_Set task:_ Below are some records. Pull every line that contains the word "συντήρησης".

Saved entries
+ + + + + + +

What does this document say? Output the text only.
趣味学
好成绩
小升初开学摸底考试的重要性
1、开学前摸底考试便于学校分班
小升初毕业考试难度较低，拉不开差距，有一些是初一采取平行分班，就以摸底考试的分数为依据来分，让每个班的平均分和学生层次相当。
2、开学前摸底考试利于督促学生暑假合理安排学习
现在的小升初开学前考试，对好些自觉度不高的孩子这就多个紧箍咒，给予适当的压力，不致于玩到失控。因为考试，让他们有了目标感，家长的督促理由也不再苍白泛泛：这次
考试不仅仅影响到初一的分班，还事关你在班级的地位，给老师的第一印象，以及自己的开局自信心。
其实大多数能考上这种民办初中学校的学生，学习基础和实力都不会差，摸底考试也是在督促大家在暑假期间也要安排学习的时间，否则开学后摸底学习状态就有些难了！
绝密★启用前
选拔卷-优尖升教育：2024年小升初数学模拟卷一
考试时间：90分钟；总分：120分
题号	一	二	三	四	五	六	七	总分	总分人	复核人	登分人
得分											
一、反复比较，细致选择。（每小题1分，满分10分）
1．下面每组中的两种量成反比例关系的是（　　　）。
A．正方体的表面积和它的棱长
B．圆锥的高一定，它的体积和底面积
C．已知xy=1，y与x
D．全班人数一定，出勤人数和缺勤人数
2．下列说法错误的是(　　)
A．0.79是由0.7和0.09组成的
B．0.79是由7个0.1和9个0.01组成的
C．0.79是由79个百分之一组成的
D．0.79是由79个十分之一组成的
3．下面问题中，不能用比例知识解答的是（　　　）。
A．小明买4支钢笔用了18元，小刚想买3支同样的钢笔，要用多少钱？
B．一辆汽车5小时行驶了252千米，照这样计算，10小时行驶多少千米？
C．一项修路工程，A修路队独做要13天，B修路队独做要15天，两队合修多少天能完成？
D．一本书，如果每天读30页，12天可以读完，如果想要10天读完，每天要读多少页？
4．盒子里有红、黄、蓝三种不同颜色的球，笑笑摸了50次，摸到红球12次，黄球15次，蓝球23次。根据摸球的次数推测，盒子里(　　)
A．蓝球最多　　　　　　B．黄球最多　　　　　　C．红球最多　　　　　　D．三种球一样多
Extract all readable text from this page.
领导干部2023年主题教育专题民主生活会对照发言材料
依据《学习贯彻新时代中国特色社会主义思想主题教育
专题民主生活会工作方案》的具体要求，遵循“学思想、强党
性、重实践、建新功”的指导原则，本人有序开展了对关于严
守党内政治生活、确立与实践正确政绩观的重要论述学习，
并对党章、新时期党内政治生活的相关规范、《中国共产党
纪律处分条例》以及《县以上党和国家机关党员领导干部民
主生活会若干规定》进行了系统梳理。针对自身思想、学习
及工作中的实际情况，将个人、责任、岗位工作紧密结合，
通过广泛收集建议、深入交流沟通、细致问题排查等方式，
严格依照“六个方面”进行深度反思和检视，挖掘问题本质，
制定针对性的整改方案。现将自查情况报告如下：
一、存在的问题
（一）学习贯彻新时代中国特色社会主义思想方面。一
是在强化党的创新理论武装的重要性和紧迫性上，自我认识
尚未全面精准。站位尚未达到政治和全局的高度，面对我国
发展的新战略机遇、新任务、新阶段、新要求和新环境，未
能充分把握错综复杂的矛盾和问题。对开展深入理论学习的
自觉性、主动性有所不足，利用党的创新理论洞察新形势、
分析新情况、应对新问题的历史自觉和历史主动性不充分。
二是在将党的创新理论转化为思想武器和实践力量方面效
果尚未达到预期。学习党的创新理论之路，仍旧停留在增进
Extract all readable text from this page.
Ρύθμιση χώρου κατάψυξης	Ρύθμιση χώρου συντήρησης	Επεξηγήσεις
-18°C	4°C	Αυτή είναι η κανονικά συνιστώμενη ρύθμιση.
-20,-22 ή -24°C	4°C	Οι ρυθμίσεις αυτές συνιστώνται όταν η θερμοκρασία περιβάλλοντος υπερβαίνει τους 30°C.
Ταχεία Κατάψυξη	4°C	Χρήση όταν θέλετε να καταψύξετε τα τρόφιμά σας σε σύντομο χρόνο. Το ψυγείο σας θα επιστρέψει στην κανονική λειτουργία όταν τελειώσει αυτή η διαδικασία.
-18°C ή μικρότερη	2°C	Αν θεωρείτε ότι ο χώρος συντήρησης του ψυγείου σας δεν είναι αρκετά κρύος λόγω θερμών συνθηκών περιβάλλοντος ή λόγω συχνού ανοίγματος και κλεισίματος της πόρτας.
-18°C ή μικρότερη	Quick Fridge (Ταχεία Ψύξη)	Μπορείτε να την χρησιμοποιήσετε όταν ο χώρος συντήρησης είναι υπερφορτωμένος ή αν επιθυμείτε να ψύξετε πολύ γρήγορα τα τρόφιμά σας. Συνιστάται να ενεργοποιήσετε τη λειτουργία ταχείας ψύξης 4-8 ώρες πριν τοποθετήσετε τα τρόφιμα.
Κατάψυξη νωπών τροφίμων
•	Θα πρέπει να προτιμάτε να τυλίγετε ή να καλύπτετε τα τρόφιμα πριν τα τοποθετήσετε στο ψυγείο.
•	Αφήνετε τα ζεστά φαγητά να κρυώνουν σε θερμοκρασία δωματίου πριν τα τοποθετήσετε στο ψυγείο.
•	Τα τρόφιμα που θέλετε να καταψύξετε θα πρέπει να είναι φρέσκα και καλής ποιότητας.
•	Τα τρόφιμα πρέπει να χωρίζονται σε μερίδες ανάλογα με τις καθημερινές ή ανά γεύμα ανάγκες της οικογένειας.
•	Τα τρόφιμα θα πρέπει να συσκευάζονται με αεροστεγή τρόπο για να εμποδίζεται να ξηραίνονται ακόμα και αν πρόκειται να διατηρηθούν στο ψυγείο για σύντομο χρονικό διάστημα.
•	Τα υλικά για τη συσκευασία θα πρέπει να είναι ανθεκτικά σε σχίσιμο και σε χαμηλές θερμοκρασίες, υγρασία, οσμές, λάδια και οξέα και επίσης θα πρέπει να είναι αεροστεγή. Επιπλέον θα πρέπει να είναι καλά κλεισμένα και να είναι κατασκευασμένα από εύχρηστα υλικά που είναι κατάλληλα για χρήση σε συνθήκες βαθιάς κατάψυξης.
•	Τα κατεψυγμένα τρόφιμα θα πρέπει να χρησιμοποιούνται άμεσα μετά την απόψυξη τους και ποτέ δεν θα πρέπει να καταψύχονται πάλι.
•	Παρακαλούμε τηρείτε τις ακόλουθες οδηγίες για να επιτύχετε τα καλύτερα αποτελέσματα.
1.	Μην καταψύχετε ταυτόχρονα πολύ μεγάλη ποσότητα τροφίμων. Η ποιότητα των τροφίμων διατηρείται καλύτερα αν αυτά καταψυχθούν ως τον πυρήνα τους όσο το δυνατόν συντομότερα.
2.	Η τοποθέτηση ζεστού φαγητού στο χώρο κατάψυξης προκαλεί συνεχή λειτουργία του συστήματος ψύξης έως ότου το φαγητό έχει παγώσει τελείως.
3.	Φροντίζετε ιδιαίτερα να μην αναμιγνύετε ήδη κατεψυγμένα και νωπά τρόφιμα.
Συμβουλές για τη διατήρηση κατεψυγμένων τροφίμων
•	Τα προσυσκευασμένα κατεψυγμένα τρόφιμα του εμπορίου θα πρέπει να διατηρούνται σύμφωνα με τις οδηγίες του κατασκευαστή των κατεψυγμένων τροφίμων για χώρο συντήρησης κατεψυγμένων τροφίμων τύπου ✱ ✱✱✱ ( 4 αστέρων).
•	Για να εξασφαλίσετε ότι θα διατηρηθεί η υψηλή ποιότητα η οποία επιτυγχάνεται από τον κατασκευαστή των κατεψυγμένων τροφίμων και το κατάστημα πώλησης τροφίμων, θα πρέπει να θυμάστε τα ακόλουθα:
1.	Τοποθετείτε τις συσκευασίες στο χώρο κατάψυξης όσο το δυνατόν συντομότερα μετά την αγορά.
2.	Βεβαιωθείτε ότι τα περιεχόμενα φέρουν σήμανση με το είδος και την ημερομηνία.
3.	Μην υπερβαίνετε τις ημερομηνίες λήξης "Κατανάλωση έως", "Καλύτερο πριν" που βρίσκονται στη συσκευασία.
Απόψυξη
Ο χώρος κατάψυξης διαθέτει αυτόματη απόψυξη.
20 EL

+ + + + + + +

_Output of the exercise:_
Ρύθμιση χώρου κατάψυξης	Ρύθμιση χώρου συντήρησης	Επεξηγήσεις
-18°C ή μικρότερη	2°C	Αν θεωρείτε ότι ο χώρος συντήρησης του ψυγείου σας δεν είναι αρκετά κρύος λόγω θερμών συνθηκών περιβάλλοντος ή λόγω συχνού ανοίγματος και κλεισίματος της πόρτας.
-18°C ή μικρότερη	Quick Fridge (Ταχεία Ψύξη)	Μπορείτε να την χρησιμοποιήσετε όταν ο χώρος συντήρησης είναι υπερφορτωμένος ή αν επιθυμείτε να ψύξετε πολύ γρήγορα τα τρόφιμά σας. Συνιστάται να ενεργοποιήσετε τη λειτουργία ταχείας ψύξης 4-8 ώρες πριν τοποθετήσετε τα τρόφιμα.
•	Τα προσυσκευασμένα κατεψυγμένα τρόφιμα του εμπορίου θα πρέπει να διατηρούνται σύμφωνα με τις οδηγίες του κατασκευαστή των κατεψυγμένων τροφίμων για χώρο συντήρησης κατεψυγμένων τροφίμων τύπου ✱ ✱✱✱ ( 4 αστέρων).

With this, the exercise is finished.